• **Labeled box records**
--- START ---

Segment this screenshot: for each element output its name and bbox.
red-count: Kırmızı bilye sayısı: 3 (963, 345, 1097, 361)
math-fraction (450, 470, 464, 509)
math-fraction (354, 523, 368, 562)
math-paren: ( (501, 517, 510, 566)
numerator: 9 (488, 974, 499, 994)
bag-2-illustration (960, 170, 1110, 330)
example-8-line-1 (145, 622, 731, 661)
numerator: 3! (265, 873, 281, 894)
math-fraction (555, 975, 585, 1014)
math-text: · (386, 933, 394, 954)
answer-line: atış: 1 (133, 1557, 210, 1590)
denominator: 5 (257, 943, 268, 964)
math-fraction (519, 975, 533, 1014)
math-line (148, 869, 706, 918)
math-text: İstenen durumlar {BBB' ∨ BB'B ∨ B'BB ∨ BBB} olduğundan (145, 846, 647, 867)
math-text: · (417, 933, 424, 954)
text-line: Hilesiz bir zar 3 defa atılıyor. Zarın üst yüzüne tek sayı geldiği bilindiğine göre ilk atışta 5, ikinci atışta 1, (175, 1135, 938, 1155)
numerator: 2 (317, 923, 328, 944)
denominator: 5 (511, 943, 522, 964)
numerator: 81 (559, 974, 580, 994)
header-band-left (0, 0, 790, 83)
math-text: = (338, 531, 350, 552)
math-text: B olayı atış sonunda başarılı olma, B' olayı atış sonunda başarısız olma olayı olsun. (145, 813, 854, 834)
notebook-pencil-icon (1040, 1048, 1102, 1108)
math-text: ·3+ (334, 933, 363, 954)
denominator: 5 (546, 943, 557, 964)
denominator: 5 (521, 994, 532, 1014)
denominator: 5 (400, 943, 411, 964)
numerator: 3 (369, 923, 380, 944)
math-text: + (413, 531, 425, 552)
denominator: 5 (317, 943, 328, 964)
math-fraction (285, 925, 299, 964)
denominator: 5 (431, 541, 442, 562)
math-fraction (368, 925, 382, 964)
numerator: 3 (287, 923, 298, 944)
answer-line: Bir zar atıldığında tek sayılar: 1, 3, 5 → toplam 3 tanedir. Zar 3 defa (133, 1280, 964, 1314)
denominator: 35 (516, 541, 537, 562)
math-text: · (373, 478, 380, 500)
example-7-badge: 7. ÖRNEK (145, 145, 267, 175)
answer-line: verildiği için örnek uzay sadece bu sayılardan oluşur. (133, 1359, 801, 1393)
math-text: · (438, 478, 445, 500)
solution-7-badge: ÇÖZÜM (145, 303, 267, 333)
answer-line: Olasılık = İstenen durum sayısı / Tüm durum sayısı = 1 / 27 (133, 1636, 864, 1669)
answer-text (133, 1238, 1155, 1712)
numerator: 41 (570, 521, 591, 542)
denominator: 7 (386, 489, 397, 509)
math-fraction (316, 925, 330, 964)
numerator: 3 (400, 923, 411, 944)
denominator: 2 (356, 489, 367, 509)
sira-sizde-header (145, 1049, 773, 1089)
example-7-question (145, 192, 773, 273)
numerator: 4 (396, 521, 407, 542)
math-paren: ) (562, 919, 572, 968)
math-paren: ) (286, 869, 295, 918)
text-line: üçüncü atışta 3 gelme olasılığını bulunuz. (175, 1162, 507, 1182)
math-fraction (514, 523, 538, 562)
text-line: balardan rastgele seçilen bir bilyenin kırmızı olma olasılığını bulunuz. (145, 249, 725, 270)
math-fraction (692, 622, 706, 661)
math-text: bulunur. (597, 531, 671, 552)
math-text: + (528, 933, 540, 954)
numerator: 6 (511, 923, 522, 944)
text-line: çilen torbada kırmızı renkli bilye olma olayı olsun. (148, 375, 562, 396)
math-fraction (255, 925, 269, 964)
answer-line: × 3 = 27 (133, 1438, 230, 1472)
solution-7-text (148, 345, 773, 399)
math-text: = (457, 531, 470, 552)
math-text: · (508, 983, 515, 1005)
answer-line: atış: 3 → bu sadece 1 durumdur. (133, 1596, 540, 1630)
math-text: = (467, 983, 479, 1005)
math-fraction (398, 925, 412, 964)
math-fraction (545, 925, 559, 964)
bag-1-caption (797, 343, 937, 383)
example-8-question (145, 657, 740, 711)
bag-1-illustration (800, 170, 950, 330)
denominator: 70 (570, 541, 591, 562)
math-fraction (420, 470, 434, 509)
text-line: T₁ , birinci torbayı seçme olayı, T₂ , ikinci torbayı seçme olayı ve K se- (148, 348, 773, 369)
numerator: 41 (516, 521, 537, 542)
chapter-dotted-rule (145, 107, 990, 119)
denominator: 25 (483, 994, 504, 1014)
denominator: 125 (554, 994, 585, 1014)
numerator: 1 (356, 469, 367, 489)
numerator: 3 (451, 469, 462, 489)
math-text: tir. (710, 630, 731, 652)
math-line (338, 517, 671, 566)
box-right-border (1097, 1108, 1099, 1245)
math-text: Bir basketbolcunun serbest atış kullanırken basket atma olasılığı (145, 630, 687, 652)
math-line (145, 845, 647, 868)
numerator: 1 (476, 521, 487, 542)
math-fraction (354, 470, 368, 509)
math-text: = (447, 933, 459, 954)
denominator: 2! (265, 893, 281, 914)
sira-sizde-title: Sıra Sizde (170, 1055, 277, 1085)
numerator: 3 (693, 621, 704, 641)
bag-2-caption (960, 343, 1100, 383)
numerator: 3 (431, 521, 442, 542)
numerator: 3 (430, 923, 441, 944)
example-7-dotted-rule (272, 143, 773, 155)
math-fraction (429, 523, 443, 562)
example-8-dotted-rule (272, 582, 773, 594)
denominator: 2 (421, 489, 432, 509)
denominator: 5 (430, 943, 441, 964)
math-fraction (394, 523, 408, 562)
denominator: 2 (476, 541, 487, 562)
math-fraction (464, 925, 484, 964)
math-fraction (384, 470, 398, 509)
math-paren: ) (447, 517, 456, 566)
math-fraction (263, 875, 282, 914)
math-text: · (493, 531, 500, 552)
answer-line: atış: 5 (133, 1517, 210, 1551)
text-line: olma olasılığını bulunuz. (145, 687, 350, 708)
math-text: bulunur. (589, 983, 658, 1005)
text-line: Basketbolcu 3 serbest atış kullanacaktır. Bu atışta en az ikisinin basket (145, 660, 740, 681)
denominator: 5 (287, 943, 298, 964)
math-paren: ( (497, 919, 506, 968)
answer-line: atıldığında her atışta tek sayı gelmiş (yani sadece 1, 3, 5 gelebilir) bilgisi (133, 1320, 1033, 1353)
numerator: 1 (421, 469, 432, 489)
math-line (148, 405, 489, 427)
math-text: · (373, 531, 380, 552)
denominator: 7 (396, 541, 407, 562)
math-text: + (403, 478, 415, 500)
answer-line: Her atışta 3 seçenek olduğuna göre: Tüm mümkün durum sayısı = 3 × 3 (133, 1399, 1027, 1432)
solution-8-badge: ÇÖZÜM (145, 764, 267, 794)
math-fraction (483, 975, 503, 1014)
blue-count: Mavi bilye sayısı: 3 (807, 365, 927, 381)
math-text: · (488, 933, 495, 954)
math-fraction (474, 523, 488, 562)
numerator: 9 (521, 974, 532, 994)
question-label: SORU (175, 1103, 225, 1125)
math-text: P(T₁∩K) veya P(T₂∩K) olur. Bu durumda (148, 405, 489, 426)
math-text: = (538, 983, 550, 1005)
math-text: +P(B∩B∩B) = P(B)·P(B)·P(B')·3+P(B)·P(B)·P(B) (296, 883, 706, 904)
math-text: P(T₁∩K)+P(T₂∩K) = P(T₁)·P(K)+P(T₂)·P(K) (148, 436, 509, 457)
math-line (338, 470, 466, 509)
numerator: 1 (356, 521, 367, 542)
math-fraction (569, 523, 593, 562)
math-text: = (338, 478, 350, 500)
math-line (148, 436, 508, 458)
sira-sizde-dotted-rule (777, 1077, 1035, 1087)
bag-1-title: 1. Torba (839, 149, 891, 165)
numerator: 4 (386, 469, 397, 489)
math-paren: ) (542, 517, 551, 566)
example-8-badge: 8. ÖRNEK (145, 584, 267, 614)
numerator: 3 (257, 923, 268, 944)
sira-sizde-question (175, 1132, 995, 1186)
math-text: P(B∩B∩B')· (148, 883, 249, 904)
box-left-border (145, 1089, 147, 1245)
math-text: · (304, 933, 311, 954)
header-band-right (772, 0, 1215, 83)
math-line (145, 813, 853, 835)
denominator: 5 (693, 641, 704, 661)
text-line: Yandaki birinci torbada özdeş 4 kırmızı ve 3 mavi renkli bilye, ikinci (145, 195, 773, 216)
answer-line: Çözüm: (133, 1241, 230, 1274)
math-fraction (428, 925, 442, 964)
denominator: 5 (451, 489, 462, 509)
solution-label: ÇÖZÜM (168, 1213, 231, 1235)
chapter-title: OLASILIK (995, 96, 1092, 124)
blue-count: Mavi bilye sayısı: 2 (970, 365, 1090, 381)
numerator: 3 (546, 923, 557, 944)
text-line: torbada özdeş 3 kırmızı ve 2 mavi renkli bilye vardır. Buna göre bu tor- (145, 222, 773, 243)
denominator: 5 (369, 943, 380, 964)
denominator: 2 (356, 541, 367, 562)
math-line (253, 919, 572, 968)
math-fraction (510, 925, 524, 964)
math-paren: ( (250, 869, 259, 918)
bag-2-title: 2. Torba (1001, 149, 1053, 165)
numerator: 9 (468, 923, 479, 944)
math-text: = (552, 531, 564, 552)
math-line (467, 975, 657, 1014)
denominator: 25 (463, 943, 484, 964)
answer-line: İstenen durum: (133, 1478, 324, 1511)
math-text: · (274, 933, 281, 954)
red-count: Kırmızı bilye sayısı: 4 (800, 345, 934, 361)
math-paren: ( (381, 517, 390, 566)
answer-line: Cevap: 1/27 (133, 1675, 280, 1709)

--- END ---

Convert the labeled box records, from the first line up to and including the line with "math-text: İstenen durumlar", into a numbered list, and leave out any blank lines.

1. Segment this screenshot: for each element output its name and bbox.
2. red-count: Kırmızı bilye sayısı: 3 (963, 345, 1097, 361)
3. math-fraction (450, 470, 464, 509)
4. math-fraction (354, 523, 368, 562)
5. math-paren: ( (501, 517, 510, 566)
6. numerator: 9 (488, 974, 499, 994)
7. bag-2-illustration (960, 170, 1110, 330)
8. example-8-line-1 (145, 622, 731, 661)
9. numerator: 3! (265, 873, 281, 894)
10. math-fraction (555, 975, 585, 1014)
11. math-text: · (386, 933, 394, 954)
12. answer-line: atış: 1 (133, 1557, 210, 1590)
13. denominator: 5 (257, 943, 268, 964)
14. math-fraction (519, 975, 533, 1014)
15. math-line (148, 869, 706, 918)
16. math-text: İstenen durumlar {BBB' ∨ BB'B ∨ B'BB ∨ BBB} olduğundan (145, 846, 647, 867)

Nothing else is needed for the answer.